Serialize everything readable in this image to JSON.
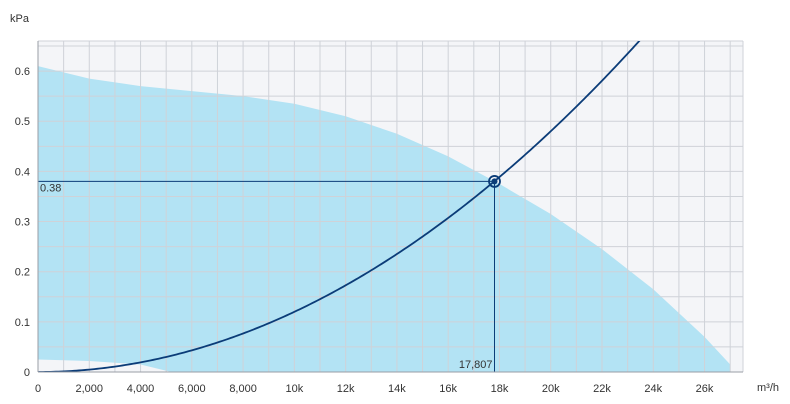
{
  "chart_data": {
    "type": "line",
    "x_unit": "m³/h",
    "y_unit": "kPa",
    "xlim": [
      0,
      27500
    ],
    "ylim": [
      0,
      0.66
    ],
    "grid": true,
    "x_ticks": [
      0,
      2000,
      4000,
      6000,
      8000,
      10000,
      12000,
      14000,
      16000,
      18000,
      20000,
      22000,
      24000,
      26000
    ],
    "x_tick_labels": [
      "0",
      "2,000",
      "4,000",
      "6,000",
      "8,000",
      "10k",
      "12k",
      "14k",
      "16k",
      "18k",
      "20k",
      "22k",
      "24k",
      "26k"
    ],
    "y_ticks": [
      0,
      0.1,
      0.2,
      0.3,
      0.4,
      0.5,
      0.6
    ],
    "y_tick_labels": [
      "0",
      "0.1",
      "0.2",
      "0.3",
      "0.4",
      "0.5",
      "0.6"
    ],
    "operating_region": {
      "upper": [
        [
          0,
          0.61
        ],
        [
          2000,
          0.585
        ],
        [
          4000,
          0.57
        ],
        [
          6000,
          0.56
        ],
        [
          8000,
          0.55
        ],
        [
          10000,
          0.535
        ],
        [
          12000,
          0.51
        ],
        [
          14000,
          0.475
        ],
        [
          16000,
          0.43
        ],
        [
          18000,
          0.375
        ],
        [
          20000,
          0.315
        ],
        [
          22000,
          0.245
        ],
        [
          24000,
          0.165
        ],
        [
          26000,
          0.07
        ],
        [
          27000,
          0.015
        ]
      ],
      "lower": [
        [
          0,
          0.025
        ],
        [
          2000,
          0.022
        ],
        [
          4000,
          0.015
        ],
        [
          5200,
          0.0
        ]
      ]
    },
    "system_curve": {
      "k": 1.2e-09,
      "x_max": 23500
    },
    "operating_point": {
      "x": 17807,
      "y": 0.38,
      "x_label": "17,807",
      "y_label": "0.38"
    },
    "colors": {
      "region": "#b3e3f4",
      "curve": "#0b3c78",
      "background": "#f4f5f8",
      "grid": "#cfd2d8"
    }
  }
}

The problem —
Copy all the entries word for word. Omit any pictures.

Exercise result —
Serialize everything readable in this image to JSON.
{
  "chart_data": {
    "type": "line",
    "x_unit": "m³/h",
    "y_unit": "kPa",
    "xlim": [
      0,
      27500
    ],
    "ylim": [
      0,
      0.66
    ],
    "grid": true,
    "x_ticks": [
      0,
      2000,
      4000,
      6000,
      8000,
      10000,
      12000,
      14000,
      16000,
      18000,
      20000,
      22000,
      24000,
      26000
    ],
    "x_tick_labels": [
      "0",
      "2,000",
      "4,000",
      "6,000",
      "8,000",
      "10k",
      "12k",
      "14k",
      "16k",
      "18k",
      "20k",
      "22k",
      "24k",
      "26k"
    ],
    "y_ticks": [
      0,
      0.1,
      0.2,
      0.3,
      0.4,
      0.5,
      0.6
    ],
    "y_tick_labels": [
      "0",
      "0.1",
      "0.2",
      "0.3",
      "0.4",
      "0.5",
      "0.6"
    ],
    "operating_region": {
      "upper": [
        [
          0,
          0.61
        ],
        [
          2000,
          0.585
        ],
        [
          4000,
          0.57
        ],
        [
          6000,
          0.56
        ],
        [
          8000,
          0.55
        ],
        [
          10000,
          0.535
        ],
        [
          12000,
          0.51
        ],
        [
          14000,
          0.475
        ],
        [
          16000,
          0.43
        ],
        [
          18000,
          0.375
        ],
        [
          20000,
          0.315
        ],
        [
          22000,
          0.245
        ],
        [
          24000,
          0.165
        ],
        [
          26000,
          0.07
        ],
        [
          27000,
          0.015
        ]
      ],
      "lower": [
        [
          0,
          0.025
        ],
        [
          2000,
          0.022
        ],
        [
          4000,
          0.015
        ],
        [
          5200,
          0.0
        ]
      ]
    },
    "system_curve": {
      "k": 1.2e-09,
      "x_max": 23500
    },
    "operating_point": {
      "x": 17807,
      "y": 0.38,
      "x_label": "17,807",
      "y_label": "0.38"
    },
    "colors": {
      "region": "#b3e3f4",
      "curve": "#0b3c78",
      "background": "#f4f5f8",
      "grid": "#cfd2d8"
    }
  }
}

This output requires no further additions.